## INPUT FOR THIS TASK

— START —

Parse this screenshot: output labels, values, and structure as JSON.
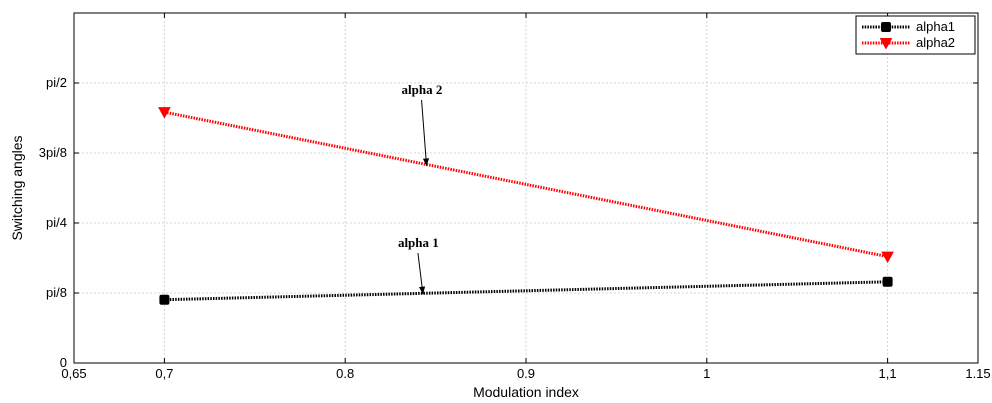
{
  "chart_data": {
    "type": "line",
    "xlabel": "Modulation index",
    "ylabel": "Switching angles",
    "xlim": [
      0.65,
      1.15
    ],
    "ylim": [
      0,
      0.625
    ],
    "x_ticks": [
      {
        "value": 0.65,
        "label": "0,65"
      },
      {
        "value": 0.7,
        "label": "0,7"
      },
      {
        "value": 0.8,
        "label": "0.8"
      },
      {
        "value": 0.9,
        "label": "0.9"
      },
      {
        "value": 1.0,
        "label": "1"
      },
      {
        "value": 1.1,
        "label": "1,1"
      },
      {
        "value": 1.15,
        "label": "1.15"
      }
    ],
    "y_ticks": [
      {
        "value": 0,
        "label": "0"
      },
      {
        "value": 0.125,
        "label": "pi/8"
      },
      {
        "value": 0.25,
        "label": "pi/4"
      },
      {
        "value": 0.375,
        "label": "3pi/8"
      },
      {
        "value": 0.5,
        "label": "pi/2"
      }
    ],
    "grid": true,
    "legend_position": "top-right",
    "series": [
      {
        "name": "alpha1",
        "color": "#000000",
        "marker": "square",
        "line_style": "dotted",
        "x": [
          0.7,
          1.1
        ],
        "y": [
          0.113,
          0.145
        ]
      },
      {
        "name": "alpha2",
        "color": "#ff0000",
        "marker": "triangle-down",
        "line_style": "dotted",
        "x": [
          0.7,
          1.1
        ],
        "y": [
          0.448,
          0.19
        ]
      }
    ],
    "annotations": [
      {
        "text": "alpha 2",
        "x": 0.845,
        "y": 0.352
      },
      {
        "text": "alpha 1",
        "x": 0.843,
        "y": 0.123
      }
    ]
  }
}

— END —

## OBJECTIVE
From the records above, pull out every line containing the word "marker".

## FULL OUTPUT
        "marker": "square",
        "marker": "triangle-down",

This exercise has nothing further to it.